*Problems to solve*
(a) In the email thread about a DC power site, what is the planned load for the site with two backhauls, an omni, and a Netonix?
(b) Retype the part of the email thread that opens with the words containing "On Mar 20, 2017, at" and closes with "picture of that.".

*Excerpted passage*
I've never actually set up a 12V site because there always seemed to end up being other practical concerns, but I was always tempted by the idea that if the power was out for a long time I could drive up and connect jumper cables from my car and use the car as a standby generator. A car can idle for a couple of days on a full tank of gas.


------ Original Message ------
From: "Chuck McCown" <ch...@wbmfg.com>
To: af@afmug.com
Sent: 3/20/2017 1:35:42 PM
Subject: Re: [AFMUG] DC Power Site

And unless you have 12 volt only loads, the cost is about the same for a 24 volt site.

From:Justin Wilson
Sent: Monday, March 20, 2017 11:33 AM
To:af@afmug.com
Subject: Re: [AFMUG] DC Power Site

Our site was a backhaul, an rb750, and an Omni. We had tons of issues with it until we upgraded to 24volt. Under load it would draw more amperage and things would suffer. Had another similar site and it’s issues went away after an upgrade to 24 volt.

Justin Wilson
j...@mtin.net

---
http://www.mtin.net Owner/CEO
xISP Solutions- Consulting – Data Centers - Bandwidth

http://www.midwest-ix.com  COO/Chairman
Internet Exchange - Peering - Distributed Fabric

On Mar 20, 2017, at 1:25 PM, Darin Steffl <darin.ste...@mnwifi.com> wrote:

Justin,

Our planned load for this site is only 70 watts for two backhauls, an omni, and netonix. This should be well within range of the 155 watt power supply, no? Our ethernet runs are also only 30 feet or less.

I also don't see that the voltage is adjustable on the AD-155 though? Spec sheet doesn't mention it or have a picture of that.

*Dataset extract*
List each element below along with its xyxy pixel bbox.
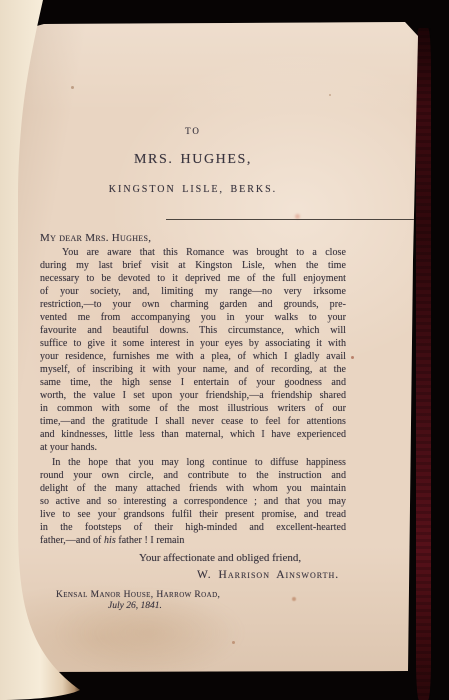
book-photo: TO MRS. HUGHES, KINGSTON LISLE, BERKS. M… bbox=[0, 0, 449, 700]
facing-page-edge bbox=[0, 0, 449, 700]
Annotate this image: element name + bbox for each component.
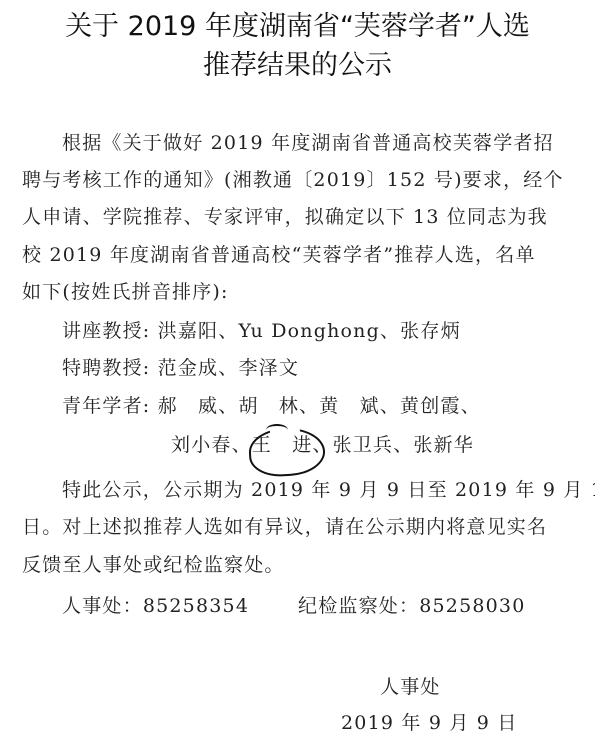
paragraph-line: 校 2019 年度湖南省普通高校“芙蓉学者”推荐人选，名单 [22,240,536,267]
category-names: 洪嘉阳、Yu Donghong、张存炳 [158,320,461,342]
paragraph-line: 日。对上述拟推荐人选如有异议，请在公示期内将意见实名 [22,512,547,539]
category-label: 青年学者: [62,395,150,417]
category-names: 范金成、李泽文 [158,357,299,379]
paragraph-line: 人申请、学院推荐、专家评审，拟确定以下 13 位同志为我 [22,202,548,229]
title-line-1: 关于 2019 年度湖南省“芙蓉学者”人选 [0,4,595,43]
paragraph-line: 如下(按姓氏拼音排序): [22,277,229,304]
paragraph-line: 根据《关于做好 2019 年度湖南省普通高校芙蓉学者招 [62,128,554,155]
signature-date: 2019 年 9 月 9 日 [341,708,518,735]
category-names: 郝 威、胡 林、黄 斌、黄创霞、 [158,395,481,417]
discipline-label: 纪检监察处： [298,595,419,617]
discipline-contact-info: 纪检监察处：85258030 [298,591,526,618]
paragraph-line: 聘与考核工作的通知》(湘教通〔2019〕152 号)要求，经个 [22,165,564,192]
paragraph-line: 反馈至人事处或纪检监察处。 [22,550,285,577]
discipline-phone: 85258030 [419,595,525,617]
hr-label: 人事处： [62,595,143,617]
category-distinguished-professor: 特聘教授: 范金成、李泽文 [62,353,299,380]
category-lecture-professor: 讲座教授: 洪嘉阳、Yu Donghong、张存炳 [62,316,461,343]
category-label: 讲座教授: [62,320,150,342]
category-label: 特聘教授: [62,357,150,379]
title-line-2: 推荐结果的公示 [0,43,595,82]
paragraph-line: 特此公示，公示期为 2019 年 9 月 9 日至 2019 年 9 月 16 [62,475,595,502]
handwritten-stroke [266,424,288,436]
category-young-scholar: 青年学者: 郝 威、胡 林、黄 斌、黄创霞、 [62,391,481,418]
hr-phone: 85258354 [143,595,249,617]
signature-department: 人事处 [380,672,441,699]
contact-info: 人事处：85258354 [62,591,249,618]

*The replies*
(a) 70 watts.

(b)
On Mar 20, 2017, at 1:25 PM, Darin Steffl <darin.ste...@mnwifi.com> wrote:

Justin,

Our planned load for this site is only 70 watts for two backhauls, an omni, and netonix. This should be well within range of the 155 watt power supply, no? Our ethernet runs are also only 30 feet or less.

I also don't see that the voltage is adjustable on the AD-155 though? Spec sheet doesn't mention it or have a picture of that.